DIRECTIONS:
Please list all lines of the material below in which the string "Audit" occurs.

------------

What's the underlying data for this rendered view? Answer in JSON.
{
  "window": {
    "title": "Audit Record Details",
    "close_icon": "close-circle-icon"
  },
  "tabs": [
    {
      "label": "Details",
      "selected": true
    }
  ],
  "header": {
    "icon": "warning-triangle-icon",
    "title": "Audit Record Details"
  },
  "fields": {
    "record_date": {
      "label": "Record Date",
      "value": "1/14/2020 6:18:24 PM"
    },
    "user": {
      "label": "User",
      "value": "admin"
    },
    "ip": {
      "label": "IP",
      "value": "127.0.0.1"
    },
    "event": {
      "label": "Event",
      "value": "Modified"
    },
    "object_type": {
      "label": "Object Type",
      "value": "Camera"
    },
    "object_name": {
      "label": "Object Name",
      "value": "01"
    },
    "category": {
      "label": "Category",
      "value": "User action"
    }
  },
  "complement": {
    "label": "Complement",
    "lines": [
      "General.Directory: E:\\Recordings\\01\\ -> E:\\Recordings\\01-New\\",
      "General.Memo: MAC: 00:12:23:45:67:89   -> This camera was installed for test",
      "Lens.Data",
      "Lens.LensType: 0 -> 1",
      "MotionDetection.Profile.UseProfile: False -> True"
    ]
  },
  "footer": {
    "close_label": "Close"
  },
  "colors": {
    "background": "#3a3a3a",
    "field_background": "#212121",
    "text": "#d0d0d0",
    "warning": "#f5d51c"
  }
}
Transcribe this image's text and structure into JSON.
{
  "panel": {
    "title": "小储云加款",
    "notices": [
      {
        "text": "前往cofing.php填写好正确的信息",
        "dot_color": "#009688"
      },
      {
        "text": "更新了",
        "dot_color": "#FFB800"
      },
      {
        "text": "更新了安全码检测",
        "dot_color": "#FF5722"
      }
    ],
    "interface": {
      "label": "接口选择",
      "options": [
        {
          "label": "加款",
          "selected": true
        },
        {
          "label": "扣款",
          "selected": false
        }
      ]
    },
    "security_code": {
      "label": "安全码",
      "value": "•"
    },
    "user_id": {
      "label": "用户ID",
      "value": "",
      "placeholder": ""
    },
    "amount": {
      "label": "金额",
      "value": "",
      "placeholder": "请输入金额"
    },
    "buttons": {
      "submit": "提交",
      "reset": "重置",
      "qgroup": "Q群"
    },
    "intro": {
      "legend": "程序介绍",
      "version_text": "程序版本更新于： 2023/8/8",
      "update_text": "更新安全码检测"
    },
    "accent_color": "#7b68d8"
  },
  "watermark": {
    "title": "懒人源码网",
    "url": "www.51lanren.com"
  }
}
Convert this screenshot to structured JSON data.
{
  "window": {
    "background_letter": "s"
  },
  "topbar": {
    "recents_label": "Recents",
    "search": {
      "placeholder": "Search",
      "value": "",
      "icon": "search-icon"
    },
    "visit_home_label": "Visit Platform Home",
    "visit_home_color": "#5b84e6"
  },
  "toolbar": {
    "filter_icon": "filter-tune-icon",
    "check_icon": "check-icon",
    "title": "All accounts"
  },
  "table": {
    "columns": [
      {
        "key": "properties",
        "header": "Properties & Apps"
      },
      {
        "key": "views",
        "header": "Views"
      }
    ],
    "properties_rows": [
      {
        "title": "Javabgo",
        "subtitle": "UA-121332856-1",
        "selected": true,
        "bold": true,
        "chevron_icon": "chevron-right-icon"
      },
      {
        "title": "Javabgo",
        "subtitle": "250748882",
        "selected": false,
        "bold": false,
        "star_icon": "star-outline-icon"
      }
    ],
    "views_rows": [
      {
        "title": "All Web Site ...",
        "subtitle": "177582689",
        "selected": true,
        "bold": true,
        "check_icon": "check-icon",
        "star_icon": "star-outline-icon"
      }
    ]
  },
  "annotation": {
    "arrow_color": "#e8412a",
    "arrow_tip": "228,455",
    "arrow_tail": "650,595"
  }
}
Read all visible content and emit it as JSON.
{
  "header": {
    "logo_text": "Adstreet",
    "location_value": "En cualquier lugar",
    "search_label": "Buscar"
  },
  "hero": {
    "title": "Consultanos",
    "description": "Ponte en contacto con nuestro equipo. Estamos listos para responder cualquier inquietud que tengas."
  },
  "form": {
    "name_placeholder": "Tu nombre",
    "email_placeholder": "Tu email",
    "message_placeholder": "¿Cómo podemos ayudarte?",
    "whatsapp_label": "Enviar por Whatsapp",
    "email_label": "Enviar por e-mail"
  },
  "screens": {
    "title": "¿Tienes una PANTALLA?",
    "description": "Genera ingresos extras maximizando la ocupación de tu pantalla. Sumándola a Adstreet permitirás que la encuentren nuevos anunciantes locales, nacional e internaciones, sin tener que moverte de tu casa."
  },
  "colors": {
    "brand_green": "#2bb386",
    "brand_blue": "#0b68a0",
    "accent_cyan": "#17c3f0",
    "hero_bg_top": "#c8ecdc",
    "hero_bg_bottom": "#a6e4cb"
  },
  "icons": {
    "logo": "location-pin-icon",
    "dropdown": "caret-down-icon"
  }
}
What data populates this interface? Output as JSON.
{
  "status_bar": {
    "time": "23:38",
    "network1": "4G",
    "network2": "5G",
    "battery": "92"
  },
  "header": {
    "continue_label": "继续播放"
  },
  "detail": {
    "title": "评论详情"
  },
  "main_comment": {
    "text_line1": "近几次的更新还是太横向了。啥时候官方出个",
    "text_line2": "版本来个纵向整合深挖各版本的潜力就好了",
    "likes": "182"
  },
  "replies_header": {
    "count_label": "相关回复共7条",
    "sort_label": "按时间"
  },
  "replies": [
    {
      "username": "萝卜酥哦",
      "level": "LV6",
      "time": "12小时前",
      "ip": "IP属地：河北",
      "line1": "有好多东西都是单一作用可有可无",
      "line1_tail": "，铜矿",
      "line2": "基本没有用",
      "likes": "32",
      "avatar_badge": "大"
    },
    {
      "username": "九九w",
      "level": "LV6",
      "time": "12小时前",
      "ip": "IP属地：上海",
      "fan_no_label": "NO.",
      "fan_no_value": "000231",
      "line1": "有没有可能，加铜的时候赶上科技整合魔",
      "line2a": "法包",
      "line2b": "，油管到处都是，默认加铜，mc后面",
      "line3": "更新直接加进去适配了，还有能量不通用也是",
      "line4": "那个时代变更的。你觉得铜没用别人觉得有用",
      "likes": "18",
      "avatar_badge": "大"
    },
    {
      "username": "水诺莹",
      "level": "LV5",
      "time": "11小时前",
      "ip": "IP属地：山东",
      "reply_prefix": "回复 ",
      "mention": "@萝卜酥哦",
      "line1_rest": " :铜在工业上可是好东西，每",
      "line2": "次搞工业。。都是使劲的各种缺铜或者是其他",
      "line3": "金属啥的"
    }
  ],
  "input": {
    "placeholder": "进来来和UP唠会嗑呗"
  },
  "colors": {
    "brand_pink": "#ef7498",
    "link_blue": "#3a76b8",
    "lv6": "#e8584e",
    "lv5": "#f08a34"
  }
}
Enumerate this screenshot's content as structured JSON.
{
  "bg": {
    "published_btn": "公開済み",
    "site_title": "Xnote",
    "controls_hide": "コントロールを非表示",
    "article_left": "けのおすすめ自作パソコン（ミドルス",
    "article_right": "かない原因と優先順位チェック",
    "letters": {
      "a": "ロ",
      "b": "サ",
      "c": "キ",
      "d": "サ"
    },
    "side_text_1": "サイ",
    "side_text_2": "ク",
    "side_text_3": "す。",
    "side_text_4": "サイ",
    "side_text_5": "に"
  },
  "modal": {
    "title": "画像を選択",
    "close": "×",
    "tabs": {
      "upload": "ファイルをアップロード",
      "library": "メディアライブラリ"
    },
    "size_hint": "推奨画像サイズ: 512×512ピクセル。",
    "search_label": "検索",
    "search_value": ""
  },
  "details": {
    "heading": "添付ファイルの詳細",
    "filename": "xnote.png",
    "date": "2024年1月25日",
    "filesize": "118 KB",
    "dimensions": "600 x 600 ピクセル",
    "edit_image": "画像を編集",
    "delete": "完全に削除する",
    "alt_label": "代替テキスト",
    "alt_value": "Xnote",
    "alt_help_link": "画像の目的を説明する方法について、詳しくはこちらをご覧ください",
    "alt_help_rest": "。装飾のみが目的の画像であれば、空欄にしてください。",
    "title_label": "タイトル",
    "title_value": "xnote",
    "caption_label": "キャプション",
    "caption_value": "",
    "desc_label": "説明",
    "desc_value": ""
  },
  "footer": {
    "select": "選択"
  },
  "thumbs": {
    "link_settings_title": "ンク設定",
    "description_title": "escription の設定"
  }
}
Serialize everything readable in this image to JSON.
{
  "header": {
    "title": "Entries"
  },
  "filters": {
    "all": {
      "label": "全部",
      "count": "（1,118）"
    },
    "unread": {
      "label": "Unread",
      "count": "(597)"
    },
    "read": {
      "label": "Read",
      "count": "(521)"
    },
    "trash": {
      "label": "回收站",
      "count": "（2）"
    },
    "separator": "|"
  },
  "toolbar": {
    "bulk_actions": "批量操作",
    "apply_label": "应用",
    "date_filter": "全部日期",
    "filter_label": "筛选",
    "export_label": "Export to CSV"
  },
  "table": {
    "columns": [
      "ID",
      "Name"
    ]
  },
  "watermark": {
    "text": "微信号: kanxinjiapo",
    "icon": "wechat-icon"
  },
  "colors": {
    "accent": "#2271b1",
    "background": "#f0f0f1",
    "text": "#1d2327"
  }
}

------------

IN RESPONSE:
    "title": "Audit Record Details",
    "title": "Audit Record Details"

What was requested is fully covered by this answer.